Your goal:
Copy the lines that follow, keeping every character the same.

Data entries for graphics
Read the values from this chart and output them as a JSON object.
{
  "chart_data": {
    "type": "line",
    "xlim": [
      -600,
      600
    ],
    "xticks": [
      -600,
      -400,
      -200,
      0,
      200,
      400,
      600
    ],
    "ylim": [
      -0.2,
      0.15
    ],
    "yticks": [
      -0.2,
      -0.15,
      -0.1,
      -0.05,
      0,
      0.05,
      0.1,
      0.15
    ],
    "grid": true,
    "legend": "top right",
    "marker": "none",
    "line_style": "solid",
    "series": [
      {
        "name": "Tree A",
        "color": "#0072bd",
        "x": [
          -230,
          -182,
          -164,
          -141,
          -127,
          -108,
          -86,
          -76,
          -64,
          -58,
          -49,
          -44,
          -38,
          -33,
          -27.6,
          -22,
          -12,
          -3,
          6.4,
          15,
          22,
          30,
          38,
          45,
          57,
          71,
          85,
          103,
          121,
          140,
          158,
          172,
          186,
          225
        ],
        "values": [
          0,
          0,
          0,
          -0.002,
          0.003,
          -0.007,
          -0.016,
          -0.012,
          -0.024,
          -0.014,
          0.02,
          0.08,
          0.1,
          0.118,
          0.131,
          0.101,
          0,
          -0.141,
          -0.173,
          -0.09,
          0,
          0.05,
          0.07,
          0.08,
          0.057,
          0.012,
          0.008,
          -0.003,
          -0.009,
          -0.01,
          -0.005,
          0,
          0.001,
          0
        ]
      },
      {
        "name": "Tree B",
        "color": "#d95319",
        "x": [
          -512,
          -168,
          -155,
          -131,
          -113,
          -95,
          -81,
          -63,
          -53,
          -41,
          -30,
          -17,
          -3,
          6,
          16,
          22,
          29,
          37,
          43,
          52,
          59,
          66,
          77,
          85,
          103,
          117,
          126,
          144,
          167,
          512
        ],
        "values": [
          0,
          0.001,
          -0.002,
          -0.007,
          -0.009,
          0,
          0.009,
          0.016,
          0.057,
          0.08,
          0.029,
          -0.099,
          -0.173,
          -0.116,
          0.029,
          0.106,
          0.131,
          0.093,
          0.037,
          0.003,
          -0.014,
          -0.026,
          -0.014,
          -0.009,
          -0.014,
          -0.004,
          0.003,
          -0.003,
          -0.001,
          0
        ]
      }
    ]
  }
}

Written solution:
Read the values from this chart and output them as a JSON object.
{
  "chart_data": {
    "type": "line",
    "xlim": [
      -600,
      600
    ],
    "xticks": [
      -600,
      -400,
      -200,
      0,
      200,
      400,
      600
    ],
    "ylim": [
      -0.2,
      0.15
    ],
    "yticks": [
      -0.2,
      -0.15,
      -0.1,
      -0.05,
      0,
      0.05,
      0.1,
      0.15
    ],
    "grid": true,
    "legend": "top right",
    "marker": "none",
    "line_style": "solid",
    "series": [
      {
        "name": "Tree A",
        "color": "#0072bd",
        "x": [
          -230,
          -182,
          -164,
          -141,
          -127,
          -108,
          -86,
          -76,
          -64,
          -58,
          -49,
          -44,
          -38,
          -33,
          -27.6,
          -22,
          -12,
          -3,
          6.4,
          15,
          22,
          30,
          38,
          45,
          57,
          71,
          85,
          103,
          121,
          140,
          158,
          172,
          186,
          225
        ],
        "values": [
          0,
          0,
          0,
          -0.002,
          0.003,
          -0.007,
          -0.016,
          -0.012,
          -0.024,
          -0.014,
          0.02,
          0.08,
          0.1,
          0.118,
          0.131,
          0.101,
          0,
          -0.141,
          -0.173,
          -0.09,
          0,
          0.05,
          0.07,
          0.08,
          0.057,
          0.012,
          0.008,
          -0.003,
          -0.009,
          -0.01,
          -0.005,
          0,
          0.001,
          0
        ]
      },
      {
        "name": "Tree B",
        "color": "#d95319",
        "x": [
          -512,
          -168,
          -155,
          -131,
          -113,
          -95,
          -81,
          -63,
          -53,
          -41,
          -30,
          -17,
          -3,
          6,
          16,
          22,
          29,
          37,
          43,
          52,
          59,
          66,
          77,
          85,
          103,
          117,
          126,
          144,
          167,
          512
        ],
        "values": [
          0,
          0.001,
          -0.002,
          -0.007,
          -0.009,
          0,
          0.009,
          0.016,
          0.057,
          0.08,
          0.029,
          -0.099,
          -0.173,
          -0.116,
          0.029,
          0.106,
          0.131,
          0.093,
          0.037,
          0.003,
          -0.014,
          -0.026,
          -0.014,
          -0.009,
          -0.014,
          -0.004,
          0.003,
          -0.003,
          -0.001,
          0
        ]
      }
    ]
  }
}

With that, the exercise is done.